PROBLEM TO SOLVE: Write out the listing below without alteration, omitting its pictures.

(Dataset excerpt)

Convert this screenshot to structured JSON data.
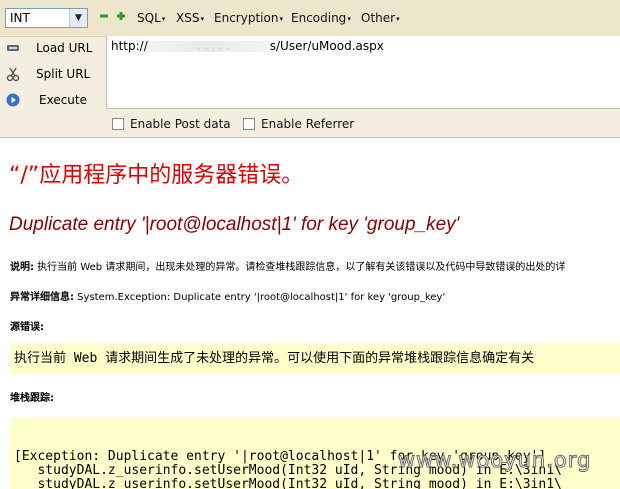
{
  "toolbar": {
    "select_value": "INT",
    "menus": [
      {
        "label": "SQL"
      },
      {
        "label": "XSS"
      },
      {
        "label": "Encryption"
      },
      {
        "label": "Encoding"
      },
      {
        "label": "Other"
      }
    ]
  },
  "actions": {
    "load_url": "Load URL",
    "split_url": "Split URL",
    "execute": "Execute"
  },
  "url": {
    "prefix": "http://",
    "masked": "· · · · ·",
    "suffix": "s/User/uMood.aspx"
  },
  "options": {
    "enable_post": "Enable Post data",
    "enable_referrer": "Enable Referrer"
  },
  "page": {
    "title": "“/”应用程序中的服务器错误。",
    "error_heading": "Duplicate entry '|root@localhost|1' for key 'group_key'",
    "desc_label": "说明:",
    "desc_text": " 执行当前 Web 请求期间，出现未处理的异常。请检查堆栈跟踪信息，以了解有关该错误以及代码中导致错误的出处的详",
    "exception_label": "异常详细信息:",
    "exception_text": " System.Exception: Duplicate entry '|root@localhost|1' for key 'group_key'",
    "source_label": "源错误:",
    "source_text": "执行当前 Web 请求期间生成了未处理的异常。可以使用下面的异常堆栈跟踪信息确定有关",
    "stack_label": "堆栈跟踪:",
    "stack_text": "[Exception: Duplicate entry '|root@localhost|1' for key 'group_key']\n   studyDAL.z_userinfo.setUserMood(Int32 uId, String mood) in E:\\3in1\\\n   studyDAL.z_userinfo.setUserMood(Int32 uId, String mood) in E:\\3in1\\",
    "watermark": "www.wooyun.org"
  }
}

RESULT OF THE EXERCISE:
Convert this screenshot to structured JSON data.
{
  "toolbar": {
    "select_value": "INT",
    "menus": [
      {
        "label": "SQL"
      },
      {
        "label": "XSS"
      },
      {
        "label": "Encryption"
      },
      {
        "label": "Encoding"
      },
      {
        "label": "Other"
      }
    ]
  },
  "actions": {
    "load_url": "Load URL",
    "split_url": "Split URL",
    "execute": "Execute"
  },
  "url": {
    "prefix": "http://",
    "masked": "· · · · ·",
    "suffix": "s/User/uMood.aspx"
  },
  "options": {
    "enable_post": "Enable Post data",
    "enable_referrer": "Enable Referrer"
  },
  "page": {
    "title": "“/”应用程序中的服务器错误。",
    "error_heading": "Duplicate entry '|root@localhost|1' for key 'group_key'",
    "desc_label": "说明:",
    "desc_text": " 执行当前 Web 请求期间，出现未处理的异常。请检查堆栈跟踪信息，以了解有关该错误以及代码中导致错误的出处的详",
    "exception_label": "异常详细信息:",
    "exception_text": " System.Exception: Duplicate entry '|root@localhost|1' for key 'group_key'",
    "source_label": "源错误:",
    "source_text": "执行当前 Web 请求期间生成了未处理的异常。可以使用下面的异常堆栈跟踪信息确定有关",
    "stack_label": "堆栈跟踪:",
    "stack_text": "[Exception: Duplicate entry '|root@localhost|1' for key 'group_key']\n   studyDAL.z_userinfo.setUserMood(Int32 uId, String mood) in E:\\3in1\\\n   studyDAL.z_userinfo.setUserMood(Int32 uId, String mood) in E:\\3in1\\",
    "watermark": "www.wooyun.org"
  }
}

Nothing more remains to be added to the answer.